THE TASK
Determine the number of lines that have the string "структура" in them, and give only that number.

——————

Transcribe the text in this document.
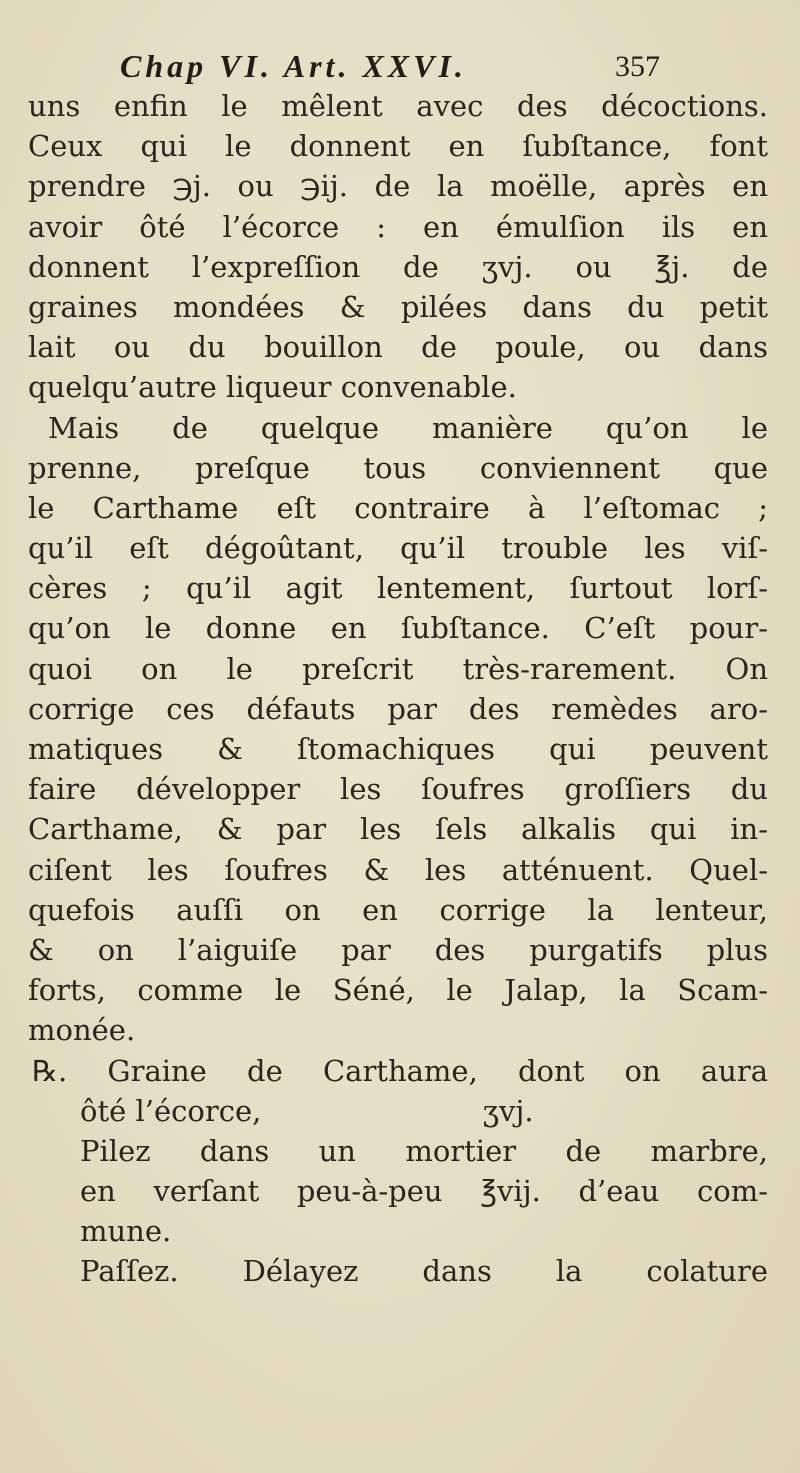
Chap VI. Art. XXVI.	357
uns enfin le mêlent avec des décoctions.
Ceux qui le donnent en ſubſtance, font
prendre ℈j. ou ℈ij. de la moëlle, après en
avoir ôté l’écorce : en émulſion ils en
donnent l’expreſſion de ʒvj. ou ℥j. de
graines mondées & pilées dans du petit
lait ou du bouillon de poule, ou dans
quelqu’autre liqueur convenable.
Mais de quelque manière qu’on le
prenne, preſque tous conviennent que
le Carthame eſt contraire à l’eſtomac ;
qu’il eſt dégoûtant, qu’il trouble les viſ-
cères ; qu’il agit lentement, ſurtout lorſ-
qu’on le donne en ſubſtance. C’eſt pour-
quoi on le preſcrit très-rarement. On
corrige ces défauts par des remèdes aro-
matiques & ſtomachiques qui peuvent
faire développer les ſoufres groſſiers du
Carthame, & par les ſels alkalis qui in-
ciſent les ſoufres & les atténuent. Quel-
quefois auſſi on en corrige la lenteur,
& on l’aiguiſe par des purgatifs plus
forts, comme le Séné, le Jalap, la Scam-
monée.
℞. Graine de Carthame, dont on aura
ôté l’écorce,                        ʒvj.
Pilez dans un mortier de marbre,
en verſant peu-à-peu ℥vij. d’eau com-
mune.
Paſſez. Délayez dans la colature
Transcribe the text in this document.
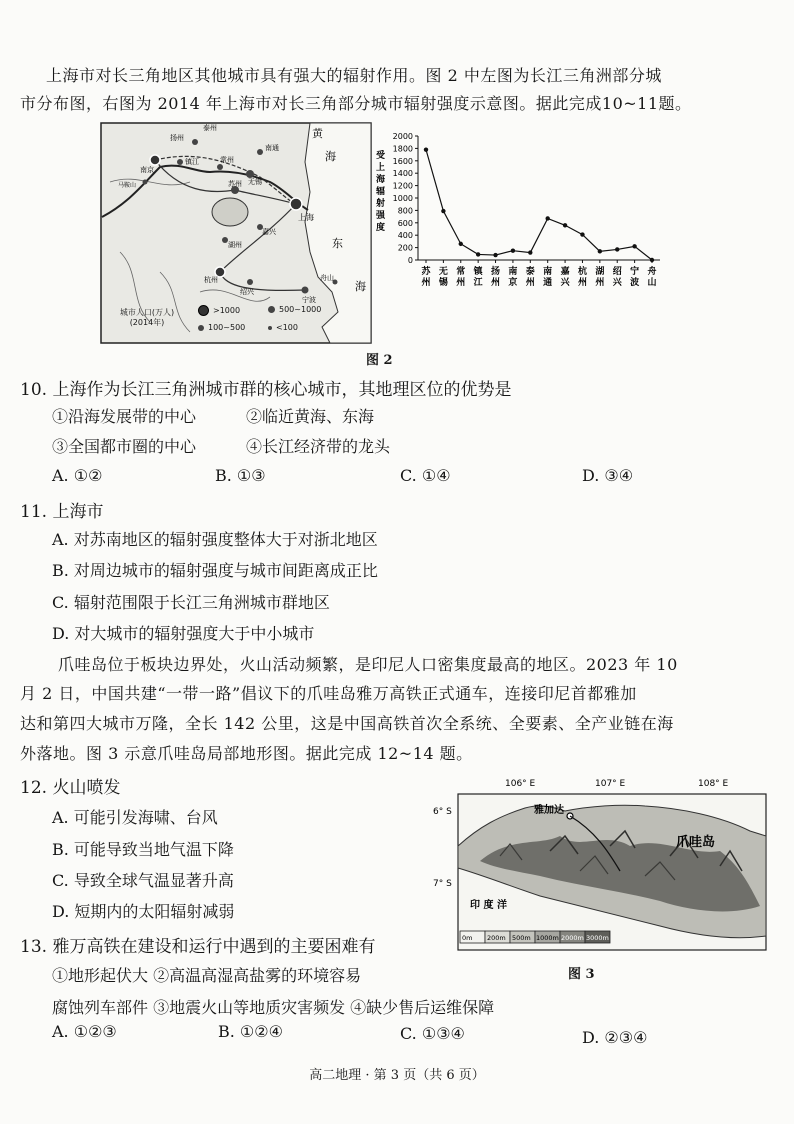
上海市对长三角地区其他城市具有强大的辐射作用。图 2 中左图为长江三角洲部分城
市分布图，右图为 2014 年上海市对长三角部分城市辐射强度示意图。据此完成10~11题。
黄
海
东
海
扬州
泰州
南通
南京
镇江	常州
无锡
苏州
上海
马鞍山
湖州
嘉兴
杭州
绍兴
宁波
舟山
城市人口(万人)
(2014年)
>1000	500~1000
100~500	<100
受
上
海
辐
射
强
度
0
200
400
600
800
1000
1200
1400
1600
1800
2000
苏
州
无
锡
常
州
镇
江
扬
州
南
京
泰
州
南
通
嘉
兴
杭
州
湖
州
绍
兴
宁
波
舟
山
图 2
10. 上海作为长江三角洲城市群的核心城市，其地理区位的优势是
①沿海发展带的中心	②临近黄海、东海
③全国都市圈的中心	④长江经济带的龙头
A. ①②	B. ①③	C. ①④	D. ③④
11. 上海市
A. 对苏南地区的辐射强度整体大于对浙北地区
B. 对周边城市的辐射强度与城市间距离成正比
C. 辐射范围限于长江三角洲城市群地区
D. 对大城市的辐射强度大于中小城市
爪哇岛位于板块边界处，火山活动频繁，是印尼人口密集度最高的地区。2023 年 10
月 2 日，中国共建“一带一路”倡议下的爪哇岛雅万高铁正式通车，连接印尼首都雅加
达和第四大城市万隆，全长 142 公里，这是中国高铁首次全系统、全要素、全产业链在海
外落地。图 3 示意爪哇岛局部地形图。据此完成 12~14 题。
12. 火山喷发
A. 可能引发海啸、台风
B. 可能导致当地气温下降
C. 导致全球气温显著升高
D. 短期内的太阳辐射减弱
106° E	107° E	108° E
6° S
7° S
雅加达
爪哇岛
印 度 洋
0m 200m 500m 1000m 2000m 3000m
图 3
13. 雅万高铁在建设和运行中遇到的主要困难有
①地形起伏大 ②高温高湿高盐雾的环境容易
腐蚀列车部件 ③地震火山等地质灾害频发 ④缺少售后运维保障
A. ①②③	B. ①②④	C. ①③④	D. ②③④
高二地理 · 第 3 页（共 6 页）
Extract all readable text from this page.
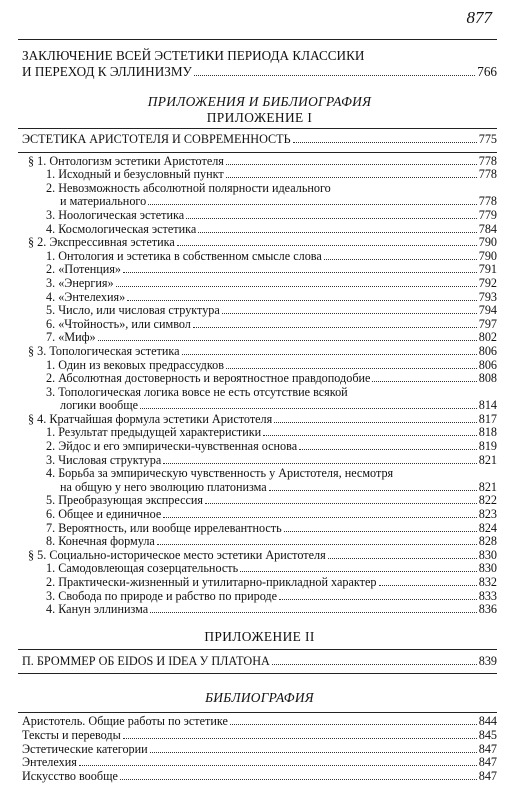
877
ЗАКЛЮЧЕНИЕ ВСЕЙ ЭСТЕТИКИ ПЕРИОДА КЛАССИКИ
И ПЕРЕХОД К ЭЛЛИНИЗМУ	766
ПРИЛОЖЕНИЯ И БИБЛИОГРАФИЯ
ПРИЛОЖЕНИЕ I
ЭСТЕТИКА АРИСТОТЕЛЯ И СОВРЕМЕННОСТЬ	775
§ 1. Онтологизм эстетики Аристотеля	778
1. Исходный и безусловный пункт	778
2. Невозможность абсолютной полярности идеального
и материального	778
3. Ноологическая эстетика	779
4. Космологическая эстетика	784
§ 2. Экспрессивная эстетика	790
1. Онтология и эстетика в собственном смысле слова	790
2. «Потенция»	791
3. «Энергия»	792
4. «Энтелехия»	793
5. Число, или числовая структура	794
6. «Чтойность», или символ	797
7. «Миф»	802
§ 3. Топологическая эстетика	806
1. Один из вековых предрассудков	806
2. Абсолютная достоверность и вероятностное правдоподобие	808
3. Топологическая логика вовсе не есть отсутствие всякой
логики вообще	814
§ 4. Кратчайшая формула эстетики Аристотеля	817
1. Результат предыдущей характеристики	818
2. Эйдос и его эмпирически-чувственная основа	819
3. Числовая структура	821
4. Борьба за эмпирическую чувственность у Аристотеля, несмотря
на общую у него эволюцию платонизма	821
5. Преобразующая экспрессия	822
6. Общее и единичное	823
7. Вероятность, или вообще иррелевантность	824
8. Конечная формула	828
§ 5. Социально-историческое место эстетики Аристотеля	830
1. Самодовлеющая созерцательность	830
2. Практически-жизненный и утилитарно-прикладной характер	832
3. Свобода по природе и рабство по природе	833
4. Канун эллинизма	836
ПРИЛОЖЕНИЕ II
П. БРОММЕР ОБ EIDOS И IDEA У ПЛАТОНА	839
БИБЛИОГРАФИЯ
Аристотель. Общие работы по эстетике	844
Тексты и переводы	845
Эстетические категории	847
Энтелехия	847
Искусство вообще	847
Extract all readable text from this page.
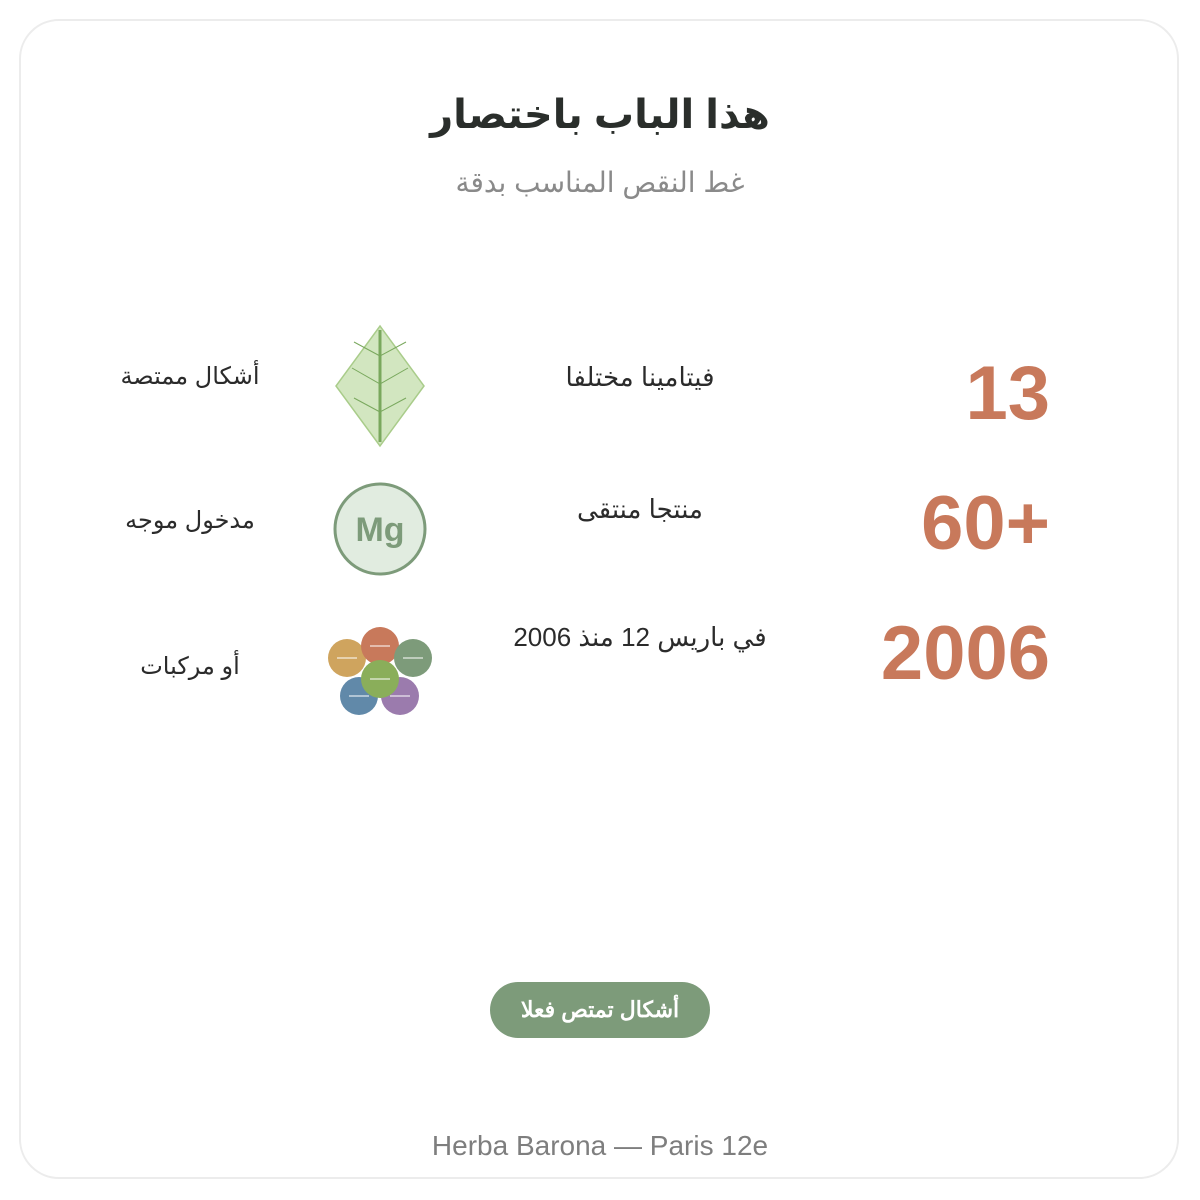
هذا الباب باختصار
غط النقص المناسب بدقة
13
فيتامينا مختلفا
60+
منتجا منتقى
2006
في باريس 12 منذ 2006
Mg
أشكال ممتصة
مدخول موجه
أو مركبات
أشكال تمتص فعلا
Herba Barona — Paris 12e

——————

EXERCISE ANSWER
2